**MATERIAL PROVIDED**
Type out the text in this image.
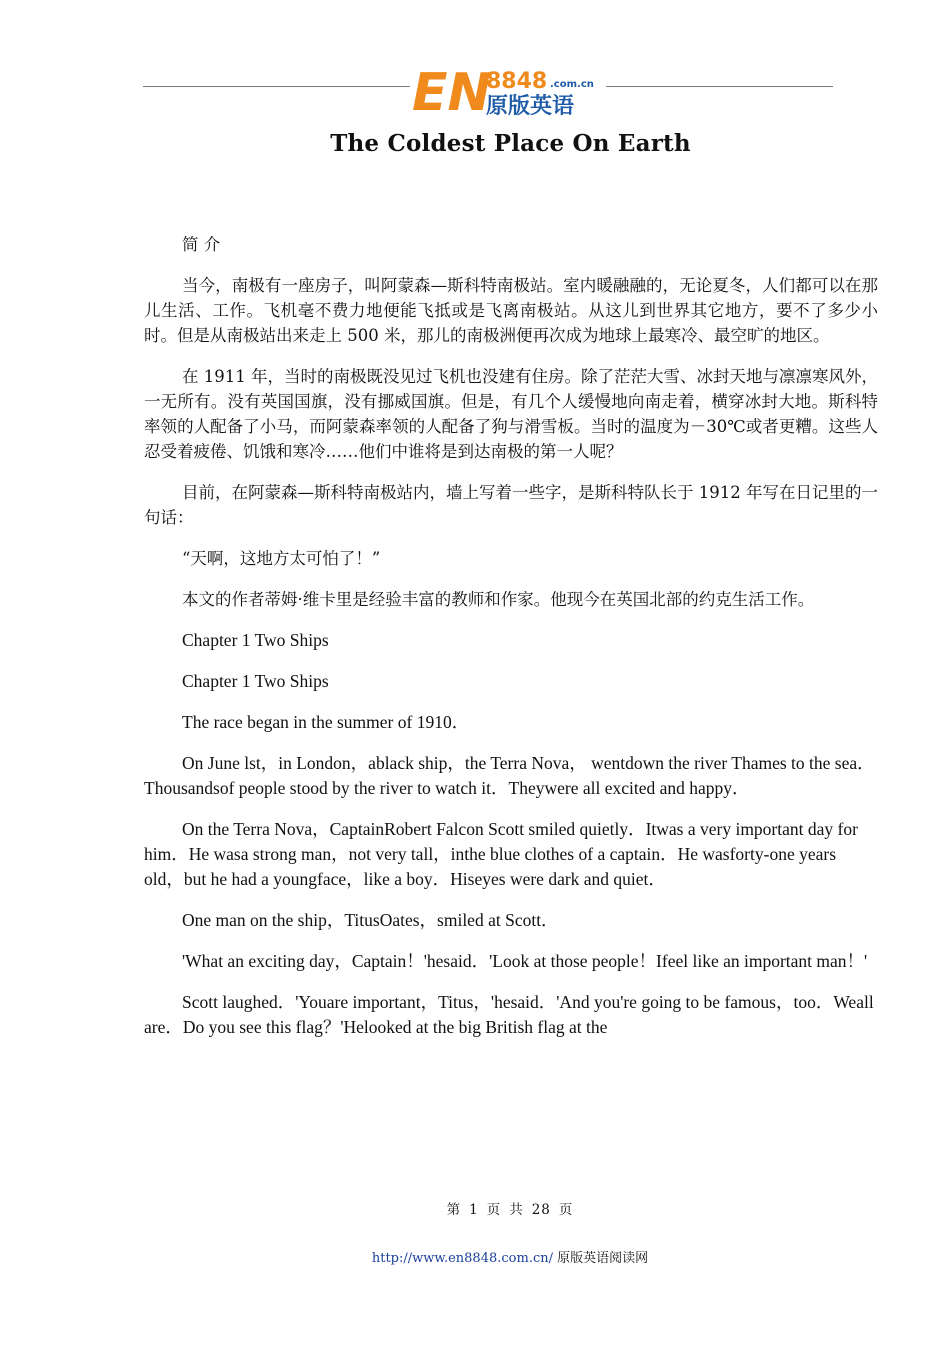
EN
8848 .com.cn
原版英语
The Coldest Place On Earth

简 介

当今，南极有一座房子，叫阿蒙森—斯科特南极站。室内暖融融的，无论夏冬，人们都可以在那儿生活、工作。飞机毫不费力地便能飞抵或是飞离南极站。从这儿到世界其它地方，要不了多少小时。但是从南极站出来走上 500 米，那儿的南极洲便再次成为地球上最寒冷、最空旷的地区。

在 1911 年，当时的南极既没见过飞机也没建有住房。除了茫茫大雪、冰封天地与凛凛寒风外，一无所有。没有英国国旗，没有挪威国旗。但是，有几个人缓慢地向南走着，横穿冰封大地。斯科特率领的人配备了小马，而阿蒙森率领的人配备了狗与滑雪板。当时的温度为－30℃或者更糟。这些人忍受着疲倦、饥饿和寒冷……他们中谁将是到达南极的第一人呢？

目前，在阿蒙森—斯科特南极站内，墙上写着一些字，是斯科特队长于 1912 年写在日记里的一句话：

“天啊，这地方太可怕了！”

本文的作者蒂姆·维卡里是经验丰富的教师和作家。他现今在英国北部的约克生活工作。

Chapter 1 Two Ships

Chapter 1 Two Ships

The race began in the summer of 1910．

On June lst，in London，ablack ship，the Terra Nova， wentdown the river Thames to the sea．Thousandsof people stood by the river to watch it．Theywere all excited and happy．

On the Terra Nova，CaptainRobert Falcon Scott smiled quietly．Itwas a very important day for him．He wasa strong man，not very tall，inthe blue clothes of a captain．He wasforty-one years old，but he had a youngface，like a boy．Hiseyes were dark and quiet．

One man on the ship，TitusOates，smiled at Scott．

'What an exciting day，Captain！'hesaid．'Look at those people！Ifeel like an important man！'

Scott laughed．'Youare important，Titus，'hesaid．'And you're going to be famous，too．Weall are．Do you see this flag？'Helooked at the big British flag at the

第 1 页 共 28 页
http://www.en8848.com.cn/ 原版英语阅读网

---

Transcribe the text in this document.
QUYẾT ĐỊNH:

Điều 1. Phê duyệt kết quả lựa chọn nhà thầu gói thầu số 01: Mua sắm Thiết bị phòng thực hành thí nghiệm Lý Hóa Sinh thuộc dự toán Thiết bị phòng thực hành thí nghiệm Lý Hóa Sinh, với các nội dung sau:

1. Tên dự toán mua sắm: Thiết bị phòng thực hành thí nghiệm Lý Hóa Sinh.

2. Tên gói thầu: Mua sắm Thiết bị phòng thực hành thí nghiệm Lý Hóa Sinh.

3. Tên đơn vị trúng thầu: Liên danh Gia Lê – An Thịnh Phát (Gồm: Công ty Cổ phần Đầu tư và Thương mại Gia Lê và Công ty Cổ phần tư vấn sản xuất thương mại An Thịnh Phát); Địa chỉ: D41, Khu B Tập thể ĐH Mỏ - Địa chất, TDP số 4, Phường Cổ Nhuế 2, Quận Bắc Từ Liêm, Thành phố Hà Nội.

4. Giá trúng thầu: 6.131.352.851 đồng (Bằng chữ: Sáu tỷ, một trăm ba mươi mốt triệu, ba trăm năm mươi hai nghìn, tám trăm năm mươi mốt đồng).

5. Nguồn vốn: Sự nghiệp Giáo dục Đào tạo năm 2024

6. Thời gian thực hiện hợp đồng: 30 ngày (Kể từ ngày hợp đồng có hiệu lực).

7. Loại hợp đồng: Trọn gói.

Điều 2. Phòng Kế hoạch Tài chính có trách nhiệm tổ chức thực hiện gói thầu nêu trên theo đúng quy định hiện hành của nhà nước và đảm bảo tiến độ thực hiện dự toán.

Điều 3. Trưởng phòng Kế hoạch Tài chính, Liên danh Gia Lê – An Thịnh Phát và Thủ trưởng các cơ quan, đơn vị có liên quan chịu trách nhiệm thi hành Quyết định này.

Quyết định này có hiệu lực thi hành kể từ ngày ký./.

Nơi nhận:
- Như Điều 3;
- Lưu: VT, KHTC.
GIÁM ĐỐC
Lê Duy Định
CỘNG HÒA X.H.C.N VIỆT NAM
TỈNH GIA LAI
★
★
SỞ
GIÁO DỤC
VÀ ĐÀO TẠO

**WHAT THIS TASK INVOLVES**
Every line holding "danh" should be copied out.

**WRITTEN REPLY**
3. Tên đơn vị trúng thầu: Liên danh Gia Lê – An Thịnh Phát (Gồm: Công ty Cổ phần Đầu tư và Thương mại Gia Lê và Công ty Cổ phần tư vấn sản xuất thương mại An Thịnh Phát); Địa chỉ: D41, Khu B Tập thể ĐH Mỏ - Địa chất, TDP số 4, Phường Cổ Nhuế 2, Quận Bắc Từ Liêm, Thành phố Hà Nội.
Điều 3. Trưởng phòng Kế hoạch Tài chính, Liên danh Gia Lê – An Thịnh Phát và Thủ trưởng các cơ quan, đơn vị có liên quan chịu trách nhiệm thi hành Quyết định này.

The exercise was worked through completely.